** BEGIN **
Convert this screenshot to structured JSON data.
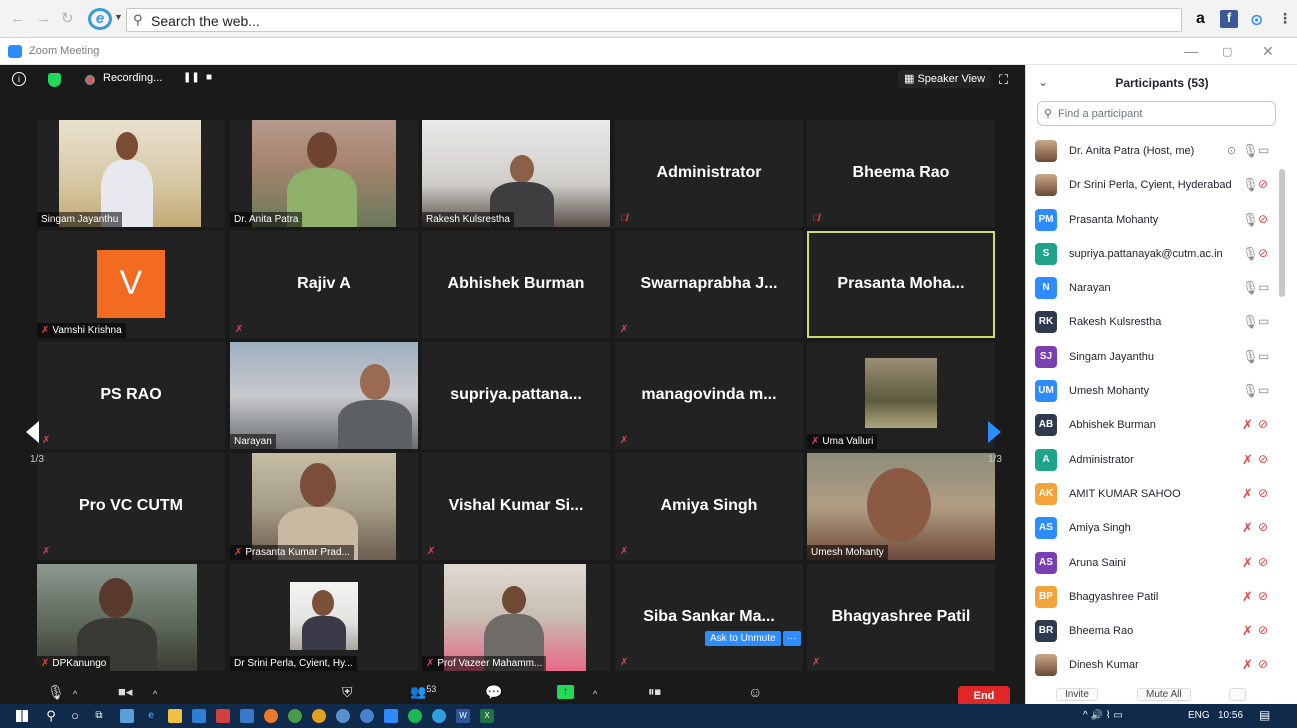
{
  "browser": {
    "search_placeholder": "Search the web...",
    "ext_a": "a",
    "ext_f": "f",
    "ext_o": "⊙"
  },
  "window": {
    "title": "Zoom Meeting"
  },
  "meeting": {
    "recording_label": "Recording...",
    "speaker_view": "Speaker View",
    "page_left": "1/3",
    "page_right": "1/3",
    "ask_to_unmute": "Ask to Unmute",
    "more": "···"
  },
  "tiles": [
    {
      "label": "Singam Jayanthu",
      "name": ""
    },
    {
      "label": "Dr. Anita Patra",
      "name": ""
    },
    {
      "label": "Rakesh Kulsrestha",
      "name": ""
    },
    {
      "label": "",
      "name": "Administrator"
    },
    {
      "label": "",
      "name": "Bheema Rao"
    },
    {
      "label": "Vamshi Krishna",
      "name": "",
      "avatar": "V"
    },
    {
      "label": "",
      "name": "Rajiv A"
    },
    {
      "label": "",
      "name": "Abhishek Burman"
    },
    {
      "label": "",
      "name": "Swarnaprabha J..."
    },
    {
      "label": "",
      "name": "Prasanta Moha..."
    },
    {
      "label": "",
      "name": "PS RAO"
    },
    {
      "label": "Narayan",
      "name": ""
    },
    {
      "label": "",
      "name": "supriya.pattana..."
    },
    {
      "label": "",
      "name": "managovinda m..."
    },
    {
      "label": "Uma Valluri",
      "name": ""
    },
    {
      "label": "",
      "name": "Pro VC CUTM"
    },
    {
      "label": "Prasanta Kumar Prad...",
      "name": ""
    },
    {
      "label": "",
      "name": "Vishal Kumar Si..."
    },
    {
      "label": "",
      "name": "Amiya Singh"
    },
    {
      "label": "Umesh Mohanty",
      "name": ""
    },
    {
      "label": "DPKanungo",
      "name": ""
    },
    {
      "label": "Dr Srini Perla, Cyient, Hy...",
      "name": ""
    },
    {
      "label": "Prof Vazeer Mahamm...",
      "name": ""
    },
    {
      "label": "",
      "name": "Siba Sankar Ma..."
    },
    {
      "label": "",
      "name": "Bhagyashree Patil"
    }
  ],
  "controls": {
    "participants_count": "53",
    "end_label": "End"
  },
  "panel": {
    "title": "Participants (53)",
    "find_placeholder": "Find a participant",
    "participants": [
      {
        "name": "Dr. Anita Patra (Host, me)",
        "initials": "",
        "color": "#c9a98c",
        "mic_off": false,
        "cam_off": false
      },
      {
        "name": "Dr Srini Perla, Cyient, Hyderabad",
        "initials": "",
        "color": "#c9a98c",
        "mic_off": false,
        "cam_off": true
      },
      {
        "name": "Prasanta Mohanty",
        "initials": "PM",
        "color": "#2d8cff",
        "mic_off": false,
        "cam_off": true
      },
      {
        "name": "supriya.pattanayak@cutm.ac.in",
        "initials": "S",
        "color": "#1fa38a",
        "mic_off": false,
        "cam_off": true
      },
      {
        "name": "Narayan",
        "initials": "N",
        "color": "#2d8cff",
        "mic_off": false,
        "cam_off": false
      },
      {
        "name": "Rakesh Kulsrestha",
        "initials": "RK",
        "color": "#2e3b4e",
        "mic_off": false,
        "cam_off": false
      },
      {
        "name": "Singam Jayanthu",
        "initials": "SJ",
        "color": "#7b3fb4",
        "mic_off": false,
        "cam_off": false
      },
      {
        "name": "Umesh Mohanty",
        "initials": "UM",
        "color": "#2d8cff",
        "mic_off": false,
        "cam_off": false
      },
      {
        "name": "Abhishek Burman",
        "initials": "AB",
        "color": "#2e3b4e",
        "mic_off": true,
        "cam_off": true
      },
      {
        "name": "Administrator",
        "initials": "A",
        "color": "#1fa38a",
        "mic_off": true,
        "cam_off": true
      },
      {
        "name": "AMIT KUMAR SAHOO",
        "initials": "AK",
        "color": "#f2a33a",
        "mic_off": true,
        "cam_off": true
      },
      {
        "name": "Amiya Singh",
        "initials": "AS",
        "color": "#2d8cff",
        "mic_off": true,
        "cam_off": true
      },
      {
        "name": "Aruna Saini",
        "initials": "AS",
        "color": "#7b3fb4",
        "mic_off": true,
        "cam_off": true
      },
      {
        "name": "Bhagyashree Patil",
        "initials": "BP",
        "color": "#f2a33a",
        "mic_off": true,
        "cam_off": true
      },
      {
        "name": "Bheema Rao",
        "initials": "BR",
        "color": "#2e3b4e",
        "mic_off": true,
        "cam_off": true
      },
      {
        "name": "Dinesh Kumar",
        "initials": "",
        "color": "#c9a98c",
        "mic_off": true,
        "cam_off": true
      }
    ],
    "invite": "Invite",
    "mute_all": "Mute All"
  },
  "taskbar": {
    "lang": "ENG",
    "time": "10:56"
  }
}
** END **
TASK TO COMPLETE:
Each record above should be copied character for character, with pictures dropped.

EXERCISE SOLUTION:
Convert this screenshot to structured JSON data.
{
  "browser": {
    "search_placeholder": "Search the web...",
    "ext_a": "a",
    "ext_f": "f",
    "ext_o": "⊙"
  },
  "window": {
    "title": "Zoom Meeting"
  },
  "meeting": {
    "recording_label": "Recording...",
    "speaker_view": "Speaker View",
    "page_left": "1/3",
    "page_right": "1/3",
    "ask_to_unmute": "Ask to Unmute",
    "more": "···"
  },
  "tiles": [
    {
      "label": "Singam Jayanthu",
      "name": ""
    },
    {
      "label": "Dr. Anita Patra",
      "name": ""
    },
    {
      "label": "Rakesh Kulsrestha",
      "name": ""
    },
    {
      "label": "",
      "name": "Administrator"
    },
    {
      "label": "",
      "name": "Bheema Rao"
    },
    {
      "label": "Vamshi Krishna",
      "name": "",
      "avatar": "V"
    },
    {
      "label": "",
      "name": "Rajiv A"
    },
    {
      "label": "",
      "name": "Abhishek Burman"
    },
    {
      "label": "",
      "name": "Swarnaprabha J..."
    },
    {
      "label": "",
      "name": "Prasanta Moha..."
    },
    {
      "label": "",
      "name": "PS RAO"
    },
    {
      "label": "Narayan",
      "name": ""
    },
    {
      "label": "",
      "name": "supriya.pattana..."
    },
    {
      "label": "",
      "name": "managovinda m..."
    },
    {
      "label": "Uma Valluri",
      "name": ""
    },
    {
      "label": "",
      "name": "Pro VC CUTM"
    },
    {
      "label": "Prasanta Kumar Prad...",
      "name": ""
    },
    {
      "label": "",
      "name": "Vishal Kumar Si..."
    },
    {
      "label": "",
      "name": "Amiya Singh"
    },
    {
      "label": "Umesh Mohanty",
      "name": ""
    },
    {
      "label": "DPKanungo",
      "name": ""
    },
    {
      "label": "Dr Srini Perla, Cyient, Hy...",
      "name": ""
    },
    {
      "label": "Prof Vazeer Mahamm...",
      "name": ""
    },
    {
      "label": "",
      "name": "Siba Sankar Ma..."
    },
    {
      "label": "",
      "name": "Bhagyashree Patil"
    }
  ],
  "controls": {
    "participants_count": "53",
    "end_label": "End"
  },
  "panel": {
    "title": "Participants (53)",
    "find_placeholder": "Find a participant",
    "participants": [
      {
        "name": "Dr. Anita Patra (Host, me)",
        "initials": "",
        "color": "#c9a98c",
        "mic_off": false,
        "cam_off": false
      },
      {
        "name": "Dr Srini Perla, Cyient, Hyderabad",
        "initials": "",
        "color": "#c9a98c",
        "mic_off": false,
        "cam_off": true
      },
      {
        "name": "Prasanta Mohanty",
        "initials": "PM",
        "color": "#2d8cff",
        "mic_off": false,
        "cam_off": true
      },
      {
        "name": "supriya.pattanayak@cutm.ac.in",
        "initials": "S",
        "color": "#1fa38a",
        "mic_off": false,
        "cam_off": true
      },
      {
        "name": "Narayan",
        "initials": "N",
        "color": "#2d8cff",
        "mic_off": false,
        "cam_off": false
      },
      {
        "name": "Rakesh Kulsrestha",
        "initials": "RK",
        "color": "#2e3b4e",
        "mic_off": false,
        "cam_off": false
      },
      {
        "name": "Singam Jayanthu",
        "initials": "SJ",
        "color": "#7b3fb4",
        "mic_off": false,
        "cam_off": false
      },
      {
        "name": "Umesh Mohanty",
        "initials": "UM",
        "color": "#2d8cff",
        "mic_off": false,
        "cam_off": false
      },
      {
        "name": "Abhishek Burman",
        "initials": "AB",
        "color": "#2e3b4e",
        "mic_off": true,
        "cam_off": true
      },
      {
        "name": "Administrator",
        "initials": "A",
        "color": "#1fa38a",
        "mic_off": true,
        "cam_off": true
      },
      {
        "name": "AMIT KUMAR SAHOO",
        "initials": "AK",
        "color": "#f2a33a",
        "mic_off": true,
        "cam_off": true
      },
      {
        "name": "Amiya Singh",
        "initials": "AS",
        "color": "#2d8cff",
        "mic_off": true,
        "cam_off": true
      },
      {
        "name": "Aruna Saini",
        "initials": "AS",
        "color": "#7b3fb4",
        "mic_off": true,
        "cam_off": true
      },
      {
        "name": "Bhagyashree Patil",
        "initials": "BP",
        "color": "#f2a33a",
        "mic_off": true,
        "cam_off": true
      },
      {
        "name": "Bheema Rao",
        "initials": "BR",
        "color": "#2e3b4e",
        "mic_off": true,
        "cam_off": true
      },
      {
        "name": "Dinesh Kumar",
        "initials": "",
        "color": "#c9a98c",
        "mic_off": true,
        "cam_off": true
      }
    ],
    "invite": "Invite",
    "mute_all": "Mute All"
  },
  "taskbar": {
    "lang": "ENG",
    "time": "10:56"
  }
}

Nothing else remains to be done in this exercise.